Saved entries
** Begin **

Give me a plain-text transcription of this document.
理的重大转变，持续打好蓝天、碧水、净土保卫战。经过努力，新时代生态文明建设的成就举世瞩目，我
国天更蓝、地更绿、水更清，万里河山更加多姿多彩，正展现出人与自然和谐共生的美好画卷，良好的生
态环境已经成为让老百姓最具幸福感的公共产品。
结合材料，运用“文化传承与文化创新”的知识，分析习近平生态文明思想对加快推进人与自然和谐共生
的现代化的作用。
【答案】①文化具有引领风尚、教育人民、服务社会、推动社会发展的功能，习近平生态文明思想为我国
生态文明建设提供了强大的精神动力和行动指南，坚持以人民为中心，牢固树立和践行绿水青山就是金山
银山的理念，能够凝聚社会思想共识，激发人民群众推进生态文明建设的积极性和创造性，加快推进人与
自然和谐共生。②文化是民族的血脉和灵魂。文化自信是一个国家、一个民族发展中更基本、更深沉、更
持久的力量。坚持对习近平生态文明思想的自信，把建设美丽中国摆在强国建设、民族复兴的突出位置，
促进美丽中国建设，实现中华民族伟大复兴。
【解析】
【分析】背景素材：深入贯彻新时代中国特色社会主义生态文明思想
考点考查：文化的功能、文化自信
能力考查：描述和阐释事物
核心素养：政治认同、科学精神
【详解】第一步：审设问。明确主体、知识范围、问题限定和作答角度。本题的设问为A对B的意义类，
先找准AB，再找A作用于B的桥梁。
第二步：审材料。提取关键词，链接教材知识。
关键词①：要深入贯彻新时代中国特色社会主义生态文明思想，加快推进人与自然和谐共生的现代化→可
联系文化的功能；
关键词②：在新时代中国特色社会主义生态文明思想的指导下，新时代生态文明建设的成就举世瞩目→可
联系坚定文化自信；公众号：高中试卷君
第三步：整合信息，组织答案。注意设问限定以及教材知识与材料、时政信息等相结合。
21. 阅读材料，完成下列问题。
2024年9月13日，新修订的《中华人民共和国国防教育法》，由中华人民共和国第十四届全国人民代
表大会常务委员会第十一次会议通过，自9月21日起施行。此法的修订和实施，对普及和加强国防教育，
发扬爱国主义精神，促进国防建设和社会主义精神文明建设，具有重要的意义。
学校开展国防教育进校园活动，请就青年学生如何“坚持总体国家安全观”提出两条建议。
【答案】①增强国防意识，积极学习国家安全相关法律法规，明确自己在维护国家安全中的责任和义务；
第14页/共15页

** End **

__Your task__:
Your task is to repeat each line of the material exactly.

__Output for this task__:
Give me a plain-text transcription of this document.
理的重大转变，持续打好蓝天、碧水、净土保卫战。经过努力，新时代生态文明建设的成就举世瞩目，我
国天更蓝、地更绿、水更清，万里河山更加多姿多彩，正展现出人与自然和谐共生的美好画卷，良好的生
态环境已经成为让老百姓最具幸福感的公共产品。
结合材料，运用“文化传承与文化创新”的知识，分析习近平生态文明思想对加快推进人与自然和谐共生
的现代化的作用。
【答案】①文化具有引领风尚、教育人民、服务社会、推动社会发展的功能，习近平生态文明思想为我国
生态文明建设提供了强大的精神动力和行动指南，坚持以人民为中心，牢固树立和践行绿水青山就是金山
银山的理念，能够凝聚社会思想共识，激发人民群众推进生态文明建设的积极性和创造性，加快推进人与
自然和谐共生。②文化是民族的血脉和灵魂。文化自信是一个国家、一个民族发展中更基本、更深沉、更
持久的力量。坚持对习近平生态文明思想的自信，把建设美丽中国摆在强国建设、民族复兴的突出位置，
促进美丽中国建设，实现中华民族伟大复兴。
【解析】
【分析】背景素材：深入贯彻新时代中国特色社会主义生态文明思想
考点考查：文化的功能、文化自信
能力考查：描述和阐释事物
核心素养：政治认同、科学精神
【详解】第一步：审设问。明确主体、知识范围、问题限定和作答角度。本题的设问为A对B的意义类，
先找准AB，再找A作用于B的桥梁。
第二步：审材料。提取关键词，链接教材知识。
关键词①：要深入贯彻新时代中国特色社会主义生态文明思想，加快推进人与自然和谐共生的现代化→可
联系文化的功能；
关键词②：在新时代中国特色社会主义生态文明思想的指导下，新时代生态文明建设的成就举世瞩目→可
联系坚定文化自信；公众号：高中试卷君
第三步：整合信息，组织答案。注意设问限定以及教材知识与材料、时政信息等相结合。
21. 阅读材料，完成下列问题。
2024年9月13日，新修订的《中华人民共和国国防教育法》，由中华人民共和国第十四届全国人民代
表大会常务委员会第十一次会议通过，自9月21日起施行。此法的修订和实施，对普及和加强国防教育，
发扬爱国主义精神，促进国防建设和社会主义精神文明建设，具有重要的意义。
学校开展国防教育进校园活动，请就青年学生如何“坚持总体国家安全观”提出两条建议。
【答案】①增强国防意识，积极学习国家安全相关法律法规，明确自己在维护国家安全中的责任和义务；
第14页/共15页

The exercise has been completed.